The data:
----------

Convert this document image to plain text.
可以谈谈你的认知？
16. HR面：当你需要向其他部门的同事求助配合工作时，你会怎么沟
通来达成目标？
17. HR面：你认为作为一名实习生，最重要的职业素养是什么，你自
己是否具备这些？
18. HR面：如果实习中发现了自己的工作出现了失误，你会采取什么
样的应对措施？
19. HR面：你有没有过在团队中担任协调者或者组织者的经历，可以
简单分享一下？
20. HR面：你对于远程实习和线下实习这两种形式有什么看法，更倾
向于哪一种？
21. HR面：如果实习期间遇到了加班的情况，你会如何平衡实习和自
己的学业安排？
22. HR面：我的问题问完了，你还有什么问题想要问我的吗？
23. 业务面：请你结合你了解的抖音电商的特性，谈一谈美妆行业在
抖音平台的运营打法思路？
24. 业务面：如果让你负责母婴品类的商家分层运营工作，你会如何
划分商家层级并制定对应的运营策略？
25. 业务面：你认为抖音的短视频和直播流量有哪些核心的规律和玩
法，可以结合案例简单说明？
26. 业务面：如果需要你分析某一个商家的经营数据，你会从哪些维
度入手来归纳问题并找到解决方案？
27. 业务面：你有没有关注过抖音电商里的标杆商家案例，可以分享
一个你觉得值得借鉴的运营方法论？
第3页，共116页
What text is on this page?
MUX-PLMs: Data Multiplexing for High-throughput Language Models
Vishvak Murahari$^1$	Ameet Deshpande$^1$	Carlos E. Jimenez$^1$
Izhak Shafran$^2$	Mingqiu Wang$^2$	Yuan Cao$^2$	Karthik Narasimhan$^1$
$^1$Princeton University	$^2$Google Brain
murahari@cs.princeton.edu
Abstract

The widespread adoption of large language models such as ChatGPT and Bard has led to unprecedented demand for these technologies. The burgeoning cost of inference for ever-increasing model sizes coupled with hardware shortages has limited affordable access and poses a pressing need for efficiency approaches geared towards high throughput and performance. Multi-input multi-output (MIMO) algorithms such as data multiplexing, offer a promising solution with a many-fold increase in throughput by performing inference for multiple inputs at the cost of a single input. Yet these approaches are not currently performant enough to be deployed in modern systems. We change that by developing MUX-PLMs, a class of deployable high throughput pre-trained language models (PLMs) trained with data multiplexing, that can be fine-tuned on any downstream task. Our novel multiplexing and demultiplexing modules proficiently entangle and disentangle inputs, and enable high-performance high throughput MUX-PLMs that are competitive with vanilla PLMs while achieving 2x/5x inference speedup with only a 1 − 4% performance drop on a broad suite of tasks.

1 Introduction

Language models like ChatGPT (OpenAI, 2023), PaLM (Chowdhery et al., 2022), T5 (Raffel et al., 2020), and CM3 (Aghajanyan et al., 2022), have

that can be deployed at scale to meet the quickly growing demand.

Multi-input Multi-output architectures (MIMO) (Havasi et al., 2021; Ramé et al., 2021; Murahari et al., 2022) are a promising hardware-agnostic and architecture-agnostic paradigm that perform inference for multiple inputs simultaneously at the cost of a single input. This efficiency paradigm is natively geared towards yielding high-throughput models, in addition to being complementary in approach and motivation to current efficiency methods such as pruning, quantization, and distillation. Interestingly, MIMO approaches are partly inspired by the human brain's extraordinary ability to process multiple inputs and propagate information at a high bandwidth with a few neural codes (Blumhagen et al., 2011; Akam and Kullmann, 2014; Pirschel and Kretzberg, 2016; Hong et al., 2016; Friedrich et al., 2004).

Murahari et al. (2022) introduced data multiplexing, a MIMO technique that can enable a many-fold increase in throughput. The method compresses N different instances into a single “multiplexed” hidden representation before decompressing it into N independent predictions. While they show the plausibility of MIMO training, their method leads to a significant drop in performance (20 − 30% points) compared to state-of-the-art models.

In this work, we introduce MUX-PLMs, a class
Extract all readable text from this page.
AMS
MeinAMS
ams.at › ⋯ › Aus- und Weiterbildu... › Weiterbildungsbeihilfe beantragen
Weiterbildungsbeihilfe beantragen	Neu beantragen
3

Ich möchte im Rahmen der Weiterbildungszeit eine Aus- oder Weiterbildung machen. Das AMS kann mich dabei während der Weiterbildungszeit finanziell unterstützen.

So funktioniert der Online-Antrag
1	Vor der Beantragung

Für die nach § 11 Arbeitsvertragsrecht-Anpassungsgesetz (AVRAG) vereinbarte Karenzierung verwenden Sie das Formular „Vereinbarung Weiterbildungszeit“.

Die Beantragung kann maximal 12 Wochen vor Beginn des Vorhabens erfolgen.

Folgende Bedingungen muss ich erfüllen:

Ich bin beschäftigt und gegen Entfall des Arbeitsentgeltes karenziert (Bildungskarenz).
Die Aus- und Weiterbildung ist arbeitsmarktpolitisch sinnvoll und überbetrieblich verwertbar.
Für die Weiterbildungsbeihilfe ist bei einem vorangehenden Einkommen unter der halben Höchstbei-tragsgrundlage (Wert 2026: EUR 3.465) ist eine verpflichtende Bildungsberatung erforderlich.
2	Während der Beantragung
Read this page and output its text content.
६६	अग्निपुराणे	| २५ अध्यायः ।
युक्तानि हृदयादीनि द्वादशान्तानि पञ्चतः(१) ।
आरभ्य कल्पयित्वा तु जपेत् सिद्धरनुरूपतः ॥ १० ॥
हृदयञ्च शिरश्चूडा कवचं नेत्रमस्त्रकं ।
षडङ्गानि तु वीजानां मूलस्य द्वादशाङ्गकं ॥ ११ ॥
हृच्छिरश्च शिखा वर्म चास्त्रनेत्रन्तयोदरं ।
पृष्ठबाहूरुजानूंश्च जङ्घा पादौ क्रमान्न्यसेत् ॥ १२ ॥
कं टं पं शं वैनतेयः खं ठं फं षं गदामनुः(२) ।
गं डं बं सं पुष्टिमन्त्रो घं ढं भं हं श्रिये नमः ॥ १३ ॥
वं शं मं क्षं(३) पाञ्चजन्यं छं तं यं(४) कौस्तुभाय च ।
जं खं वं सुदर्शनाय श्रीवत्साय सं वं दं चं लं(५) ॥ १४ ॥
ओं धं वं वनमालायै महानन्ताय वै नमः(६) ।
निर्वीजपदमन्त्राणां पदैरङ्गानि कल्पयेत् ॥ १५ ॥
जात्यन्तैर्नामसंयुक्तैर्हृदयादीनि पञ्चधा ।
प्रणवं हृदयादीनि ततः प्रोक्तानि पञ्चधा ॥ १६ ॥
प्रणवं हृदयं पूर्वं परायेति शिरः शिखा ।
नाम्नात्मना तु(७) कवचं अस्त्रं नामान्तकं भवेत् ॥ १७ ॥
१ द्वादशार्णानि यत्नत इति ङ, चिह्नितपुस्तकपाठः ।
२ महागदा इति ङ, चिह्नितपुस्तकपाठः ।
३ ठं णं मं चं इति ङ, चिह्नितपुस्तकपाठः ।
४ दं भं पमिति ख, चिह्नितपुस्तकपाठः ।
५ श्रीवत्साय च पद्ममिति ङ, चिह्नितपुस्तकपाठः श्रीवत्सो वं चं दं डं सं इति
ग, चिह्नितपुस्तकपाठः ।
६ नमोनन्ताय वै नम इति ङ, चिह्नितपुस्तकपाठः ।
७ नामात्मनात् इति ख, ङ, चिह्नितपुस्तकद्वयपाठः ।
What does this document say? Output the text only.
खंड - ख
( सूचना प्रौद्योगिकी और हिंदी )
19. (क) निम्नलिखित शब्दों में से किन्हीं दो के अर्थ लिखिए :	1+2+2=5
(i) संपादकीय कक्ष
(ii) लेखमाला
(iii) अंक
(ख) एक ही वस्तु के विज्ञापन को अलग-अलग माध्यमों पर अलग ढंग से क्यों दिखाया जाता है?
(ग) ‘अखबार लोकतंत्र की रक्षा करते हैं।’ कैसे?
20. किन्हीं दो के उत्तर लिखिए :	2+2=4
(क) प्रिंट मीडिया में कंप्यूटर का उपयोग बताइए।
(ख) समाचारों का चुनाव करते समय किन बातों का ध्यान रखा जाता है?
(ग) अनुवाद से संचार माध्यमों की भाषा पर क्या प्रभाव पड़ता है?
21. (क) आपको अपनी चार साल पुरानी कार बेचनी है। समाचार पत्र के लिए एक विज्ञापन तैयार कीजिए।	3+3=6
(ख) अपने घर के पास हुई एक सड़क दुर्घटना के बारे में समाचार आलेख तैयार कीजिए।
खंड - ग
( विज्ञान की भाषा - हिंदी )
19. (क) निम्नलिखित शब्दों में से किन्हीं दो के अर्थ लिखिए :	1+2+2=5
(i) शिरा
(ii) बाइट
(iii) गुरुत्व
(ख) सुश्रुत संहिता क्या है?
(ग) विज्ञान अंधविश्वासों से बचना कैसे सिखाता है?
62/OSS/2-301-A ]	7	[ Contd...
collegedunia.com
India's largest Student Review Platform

----------

Task brief:
Scan the data above; copy every line where "beantragen" appears.

Solved exercise:
ams.at › ⋯ › Aus- und Weiterbildu... › Weiterbildungsbeihilfe beantragen
Weiterbildungsbeihilfe beantragen	Neu beantragen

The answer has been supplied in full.